Source passage:
================================

5. The Many Variablles and The Spurious Waffles

The dataset WaffleDivorce contains data om divorce rate, marraige rate, and median marriage age.

Let’s load the data first

library(rethinking)

Loading required package: cmdstanr

This is cmdstanr version 0.7.1

- CmdStanR documentation and vignettes: mc-stan.org/cmdstanr

- CmdStan path: C:/Users/H/Documents/.cmdstan/cmdstan-2.34.1

- CmdStan version: 2.34.1

Loading required package: posterior

This is posterior version 1.5.0


Attaching package: 'posterior'

The following objects are masked from 'package:stats':

    mad, sd, var

The following objects are masked from 'package:base':

    %in%, match

Loading required package: parallel

rethinking (Version 2.40)


Attaching package: 'rethinking'

The following object is masked from 'package:stats':

    rstudent

data("WaffleDivorce")
d <- WaffleDivorce

Let’s explore the associations:

Divorce rate with median age at marriage

plot(Divorce~MedianAgeMarriage, data=d, xlim=c(20,30), ylim=c(5,20))

Divorce rate with marriage rate

plot(Divorce~Marriage, data=d, xlim=c(10,30), ylim=c(5,20))

It looks like the associations are reversed.

Model 1: D ~ A

Here’s the model linear regression model for the 1st association: \[ D_i \sim N(\mu_i, \sigma) \] \[ \mu_i = \sigma + \beta_A A_i \]

\[ \alpha \sim N(0, 0.2) \]

\[ \beta \sim N(0, 0.5) \]

\[ \sigma \sim Exp(0, 0.5) \]

Before coding the model, let’s standardize variables.

# standardize variables
d$D <- standardize(d$Divorce)
d$M <- standardize(d$Marriage)
d$A <- standardize(d$MedianAgeMarriage)

By standardizing the variables, we can say that if \(\beta_A=1\), then a change of 1 std. deviation in \(A_i\) is associated with a full std. deviation change in the outcome variable.

m5.1 <- quap(
  alist(
    D ~ dnorm(mu, sigma),
    mu <- a+bA*A,
    a ~ dnorm(0, 0.2),
    bA <- dnorm(0, 0.5),
    sigma ~ dexp(1)
  ),
  data=d
)

set.seed(10)
prior <- extract.prior(m5.1)

================================

Data listing:
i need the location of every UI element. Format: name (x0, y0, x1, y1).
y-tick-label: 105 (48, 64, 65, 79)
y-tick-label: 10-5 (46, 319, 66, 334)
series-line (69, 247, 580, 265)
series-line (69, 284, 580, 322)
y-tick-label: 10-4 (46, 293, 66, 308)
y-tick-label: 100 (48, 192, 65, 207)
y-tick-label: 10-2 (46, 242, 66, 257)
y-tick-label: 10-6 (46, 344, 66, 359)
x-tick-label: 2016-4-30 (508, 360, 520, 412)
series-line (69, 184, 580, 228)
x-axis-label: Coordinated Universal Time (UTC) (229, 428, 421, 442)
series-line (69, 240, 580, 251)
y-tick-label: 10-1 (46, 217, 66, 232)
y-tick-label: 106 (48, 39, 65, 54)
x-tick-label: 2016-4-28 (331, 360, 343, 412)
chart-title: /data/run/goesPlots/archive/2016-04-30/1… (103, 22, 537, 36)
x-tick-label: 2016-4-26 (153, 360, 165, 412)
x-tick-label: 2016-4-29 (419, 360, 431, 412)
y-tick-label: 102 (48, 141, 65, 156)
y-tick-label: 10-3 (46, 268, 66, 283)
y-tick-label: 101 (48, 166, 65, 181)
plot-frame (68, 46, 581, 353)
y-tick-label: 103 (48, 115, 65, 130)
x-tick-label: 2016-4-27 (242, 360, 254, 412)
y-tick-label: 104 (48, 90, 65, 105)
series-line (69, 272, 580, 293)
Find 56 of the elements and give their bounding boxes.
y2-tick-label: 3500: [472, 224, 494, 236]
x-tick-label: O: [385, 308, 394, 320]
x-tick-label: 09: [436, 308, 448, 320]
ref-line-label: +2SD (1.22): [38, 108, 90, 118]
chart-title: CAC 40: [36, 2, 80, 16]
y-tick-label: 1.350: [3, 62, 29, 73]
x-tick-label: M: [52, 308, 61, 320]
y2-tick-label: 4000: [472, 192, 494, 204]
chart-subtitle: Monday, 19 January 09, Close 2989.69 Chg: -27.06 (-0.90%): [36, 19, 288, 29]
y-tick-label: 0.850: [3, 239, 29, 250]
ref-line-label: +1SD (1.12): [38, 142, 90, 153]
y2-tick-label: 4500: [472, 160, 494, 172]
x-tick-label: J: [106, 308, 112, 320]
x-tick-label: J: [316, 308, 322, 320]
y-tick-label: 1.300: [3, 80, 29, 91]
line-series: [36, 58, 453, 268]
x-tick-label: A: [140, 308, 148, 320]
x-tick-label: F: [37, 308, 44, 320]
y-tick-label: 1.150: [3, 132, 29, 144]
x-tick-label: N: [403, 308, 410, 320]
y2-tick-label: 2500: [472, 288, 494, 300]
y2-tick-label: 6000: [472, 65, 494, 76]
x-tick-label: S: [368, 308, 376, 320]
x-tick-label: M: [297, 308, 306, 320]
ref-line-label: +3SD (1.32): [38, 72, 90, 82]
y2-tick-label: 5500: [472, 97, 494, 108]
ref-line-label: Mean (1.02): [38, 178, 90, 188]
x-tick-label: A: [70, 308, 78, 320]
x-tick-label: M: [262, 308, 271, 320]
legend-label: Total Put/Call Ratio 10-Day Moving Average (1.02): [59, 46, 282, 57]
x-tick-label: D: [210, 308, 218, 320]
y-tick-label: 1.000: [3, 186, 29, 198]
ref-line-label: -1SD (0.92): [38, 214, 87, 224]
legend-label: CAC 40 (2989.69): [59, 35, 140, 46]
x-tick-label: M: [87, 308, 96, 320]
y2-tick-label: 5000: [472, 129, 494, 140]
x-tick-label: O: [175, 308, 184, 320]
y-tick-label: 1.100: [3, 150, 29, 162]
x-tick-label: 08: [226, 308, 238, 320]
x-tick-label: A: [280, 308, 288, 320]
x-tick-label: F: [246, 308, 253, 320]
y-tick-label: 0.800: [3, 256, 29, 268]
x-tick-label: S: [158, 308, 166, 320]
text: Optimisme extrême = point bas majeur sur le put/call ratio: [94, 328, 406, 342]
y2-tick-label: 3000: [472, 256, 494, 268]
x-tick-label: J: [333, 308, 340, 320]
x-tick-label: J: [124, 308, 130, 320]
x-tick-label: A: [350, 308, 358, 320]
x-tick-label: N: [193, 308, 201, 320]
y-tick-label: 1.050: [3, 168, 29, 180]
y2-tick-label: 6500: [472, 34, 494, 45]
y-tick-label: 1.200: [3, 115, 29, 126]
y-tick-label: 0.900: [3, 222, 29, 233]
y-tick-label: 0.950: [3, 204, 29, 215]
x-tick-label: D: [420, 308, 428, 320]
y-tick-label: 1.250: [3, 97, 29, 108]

================================

Requirements:
a) Return the passage of the WaffleDivorce tutorial from "d <- WaffleDivorce" up to and including "data=d, xlim=c(20,30), ylim=c(5,20))".
b) Answer these questions from the WaffleDivorce tutorial:
(i) Which version of cmdstanr does the loading output report?
(ii) Which original column is standardized to create d$A?
(iii) What value is passed to set.seed before the prior is extracted?

Completed exercise:
a)
d <- WaffleDivorce

Let’s explore the associations:

Divorce rate with median age at marriage

plot(Divorce~MedianAgeMarriage, data=d, xlim=c(20,30), ylim=c(5,20))

b)
(i) 0.7.1
(ii) MedianAgeMarriage
(iii) 10